TEXT PROVIDED –
- Opening Delimiter -
Each risk factor was examined in a separate logistic regression model with adjustment for maternal age, smoking and primiparity, all classified as in Table 2. Risk estimates are for those exposed to the risk factor relative to those who were in work at the relevant stage of pregnancy but unexposed.

To explore possible healthy worker effects, we repeated the analyses for women who were in work at 34 weeks gestation, comparing those who carried out an activity late in pregnancy with those who had not been exposed to the activity at any of 11, 19 or 34 weeks gestation.

This analysis confirmed the association between preterm delivery and sitting or standing with the trunk bent forward (OR 2.66, 95%CI 1.15 – 12.6). A relation between small head circumference and working more than 40 hours a week was again observed but did not quite reach statistical significance at the 5% level (OR 1.71, 95%CI 0.94-3.11).

DISCUSSION

Our findings suggest an increased risk of preterm delivery in women whose work entails trunk bending for >1 hour per day, especially after 34 weeks of gestation, and of low head circumference in women working >40 hours per week during pregnancy. However, in keeping with our earlier review, pre-term delivery showed little association with prolonged working hours, lifting, or standing, and the relative risk (RR) for shift work was similar to the previous pooled estimate of 1.20 to 1.262.

The present study had the advantage of a prospective design, with exposures assessed pre-delivery and outcomes ascertained objectively, with reasonable precision of measurement and blinded to occupational history. Relevant personal risk factors that could confound associations (such as smoking and maternal BMI) were ascertained before pregnancy and controlled for where relevant in subsequent analysis. Risk estimates were also presented separately for exposures in each trimester of pregnancy, whereas in our earlier review we rarely found reporting at this level of detail16-19. And finally, we studied some clinically important outcomes for which there is almost no occupational risk information (head and abdominal circumference), as well as at least one occupational exposure for which research on adverse pregnancy outcomes appears very sparse (trunk bending).

One limitation of our investigation was the reliance on self-reported exposures, with the possibility of either differential or non-differential measurement error. The former appears less likely, however, as exposures were ascertained before outcomes. The latter may be greater for exposures that are difficult to self-estimate, such as weights lifted or time spent standing, than for those that are simpler to judge (e.g. working hours, night shift working). However, non-differential measurement error is unlikely to explain the positive associations that we observed.

A second limitation was our capacity to assess exposures only by questions at the 34 week interview, without tracking job changes and their reasons. Healthy worker selection bias could arise if women with complications of pregnancy dropped out of work altogether, or changed the work they did, to avoid certain activities. The likely impact would be to obscure risks of work later in pregnancy, and once again such bias to the null would not explain the positive associations of pre-term delivery with truck bending. Similarly, the elevated risk of small head circumference, which was apparent in relation to prolonged working hours in each of the trimesters requires an alternative explanation.
- Closing Delimiter -
REQUIREMENT A – Translate this sentence from the study excerpt on work during pregnancy into Spanish: "One limitation of our investigation was the reliance on self-reported exposures, with the possibility of either differential or non-differential measurement error."
REQUIREMENT B –
Answer these questions from the study excerpt on work during pregnancy:
(i) Which three factors was each logistic regression model adjusted for?
(ii) What odds ratio was reported for small head circumference and working more than 40 hours a week among women in work at 34 weeks?
(iii) Which two clinically important outcomes does the excerpt say have almost no occupational risk information?

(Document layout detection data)
- Opening Delimiter -
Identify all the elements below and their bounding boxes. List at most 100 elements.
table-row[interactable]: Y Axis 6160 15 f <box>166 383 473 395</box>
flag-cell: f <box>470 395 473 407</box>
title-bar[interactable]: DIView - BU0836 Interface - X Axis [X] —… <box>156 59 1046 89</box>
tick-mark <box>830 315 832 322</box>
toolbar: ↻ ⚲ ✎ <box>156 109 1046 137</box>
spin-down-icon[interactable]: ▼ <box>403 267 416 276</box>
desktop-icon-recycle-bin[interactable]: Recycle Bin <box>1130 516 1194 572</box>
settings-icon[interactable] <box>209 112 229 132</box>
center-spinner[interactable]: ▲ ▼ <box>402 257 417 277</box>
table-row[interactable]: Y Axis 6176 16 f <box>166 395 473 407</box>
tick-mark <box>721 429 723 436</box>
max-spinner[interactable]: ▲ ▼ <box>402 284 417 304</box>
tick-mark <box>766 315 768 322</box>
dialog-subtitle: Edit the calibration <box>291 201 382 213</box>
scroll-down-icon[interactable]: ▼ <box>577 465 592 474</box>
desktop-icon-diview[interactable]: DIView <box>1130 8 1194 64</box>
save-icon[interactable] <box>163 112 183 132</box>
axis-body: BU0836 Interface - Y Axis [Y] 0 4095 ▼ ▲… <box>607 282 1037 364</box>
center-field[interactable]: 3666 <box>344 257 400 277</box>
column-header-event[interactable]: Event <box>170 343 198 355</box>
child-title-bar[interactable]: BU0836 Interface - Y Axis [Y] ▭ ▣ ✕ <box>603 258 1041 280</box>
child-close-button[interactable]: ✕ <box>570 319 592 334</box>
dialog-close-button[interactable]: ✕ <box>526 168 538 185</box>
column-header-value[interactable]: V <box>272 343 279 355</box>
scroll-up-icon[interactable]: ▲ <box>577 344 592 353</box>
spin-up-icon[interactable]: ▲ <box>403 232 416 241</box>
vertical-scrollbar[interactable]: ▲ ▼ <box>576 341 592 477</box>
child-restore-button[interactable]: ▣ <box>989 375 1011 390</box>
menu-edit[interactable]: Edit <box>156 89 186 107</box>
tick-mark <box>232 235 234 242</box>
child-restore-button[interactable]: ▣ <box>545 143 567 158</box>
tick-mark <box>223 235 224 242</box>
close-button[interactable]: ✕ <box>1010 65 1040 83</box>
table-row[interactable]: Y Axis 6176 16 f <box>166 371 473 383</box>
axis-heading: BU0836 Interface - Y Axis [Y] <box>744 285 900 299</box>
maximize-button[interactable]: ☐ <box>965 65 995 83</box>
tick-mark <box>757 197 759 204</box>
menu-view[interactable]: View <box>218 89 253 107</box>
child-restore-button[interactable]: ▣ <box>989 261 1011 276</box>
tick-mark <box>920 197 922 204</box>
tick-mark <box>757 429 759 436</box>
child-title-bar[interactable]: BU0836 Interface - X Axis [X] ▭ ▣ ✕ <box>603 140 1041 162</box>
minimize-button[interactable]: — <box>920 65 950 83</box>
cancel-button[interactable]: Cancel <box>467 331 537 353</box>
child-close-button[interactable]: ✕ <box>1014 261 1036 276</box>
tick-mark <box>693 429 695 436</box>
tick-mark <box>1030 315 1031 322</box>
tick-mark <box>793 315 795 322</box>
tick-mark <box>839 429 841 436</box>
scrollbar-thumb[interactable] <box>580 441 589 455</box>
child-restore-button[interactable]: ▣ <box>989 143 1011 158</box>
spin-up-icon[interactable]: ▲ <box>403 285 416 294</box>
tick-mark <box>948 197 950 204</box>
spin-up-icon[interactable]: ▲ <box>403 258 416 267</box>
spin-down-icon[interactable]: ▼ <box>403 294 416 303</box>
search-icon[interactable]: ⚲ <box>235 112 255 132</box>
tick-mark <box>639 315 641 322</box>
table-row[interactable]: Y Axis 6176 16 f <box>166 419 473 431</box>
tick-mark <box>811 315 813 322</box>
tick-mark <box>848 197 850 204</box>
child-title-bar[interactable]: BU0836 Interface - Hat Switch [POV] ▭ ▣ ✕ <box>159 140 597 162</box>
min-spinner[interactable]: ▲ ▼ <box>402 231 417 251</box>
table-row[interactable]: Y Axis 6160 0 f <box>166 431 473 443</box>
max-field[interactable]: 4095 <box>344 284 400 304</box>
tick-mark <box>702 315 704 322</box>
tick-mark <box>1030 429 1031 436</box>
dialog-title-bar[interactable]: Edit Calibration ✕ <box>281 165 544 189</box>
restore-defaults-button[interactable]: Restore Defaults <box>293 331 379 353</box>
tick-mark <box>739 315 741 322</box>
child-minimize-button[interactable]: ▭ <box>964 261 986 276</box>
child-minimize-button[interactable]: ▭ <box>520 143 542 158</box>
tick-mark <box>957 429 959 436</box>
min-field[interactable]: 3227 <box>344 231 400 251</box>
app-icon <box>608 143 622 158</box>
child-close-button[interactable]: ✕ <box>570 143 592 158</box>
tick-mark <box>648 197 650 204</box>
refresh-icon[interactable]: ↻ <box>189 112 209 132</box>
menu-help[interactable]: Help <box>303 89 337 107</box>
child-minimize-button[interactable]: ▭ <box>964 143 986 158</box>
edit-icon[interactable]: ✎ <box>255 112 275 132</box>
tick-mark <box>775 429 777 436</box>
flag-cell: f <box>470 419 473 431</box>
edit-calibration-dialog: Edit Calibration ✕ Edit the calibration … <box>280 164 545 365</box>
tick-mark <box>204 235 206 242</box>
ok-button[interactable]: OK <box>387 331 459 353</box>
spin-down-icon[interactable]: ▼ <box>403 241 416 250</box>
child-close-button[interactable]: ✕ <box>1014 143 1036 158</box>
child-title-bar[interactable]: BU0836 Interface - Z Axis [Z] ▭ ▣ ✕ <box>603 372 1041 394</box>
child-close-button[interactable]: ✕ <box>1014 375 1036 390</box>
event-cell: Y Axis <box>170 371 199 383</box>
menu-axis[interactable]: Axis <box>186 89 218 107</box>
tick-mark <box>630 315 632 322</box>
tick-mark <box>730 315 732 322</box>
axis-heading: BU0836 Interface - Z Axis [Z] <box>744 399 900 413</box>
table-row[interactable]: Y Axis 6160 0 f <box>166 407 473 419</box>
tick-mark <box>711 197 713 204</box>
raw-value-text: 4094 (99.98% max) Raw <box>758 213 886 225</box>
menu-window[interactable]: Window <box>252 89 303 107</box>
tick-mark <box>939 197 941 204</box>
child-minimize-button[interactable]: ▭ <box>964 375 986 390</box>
- Closing Delimiter -
ANSWER SPACE A – Una limitación de nuestra investigación fue la dependencia de exposiciones autoinformadas, con la posibilidad de un error de medición diferencial o no diferencial.

ANSWER SPACE B –
(i) Maternal age, smoking and primiparity.
(ii) OR 1.71 (95%CI 0.94-3.11).
(iii) Head circumference and abdominal circumference.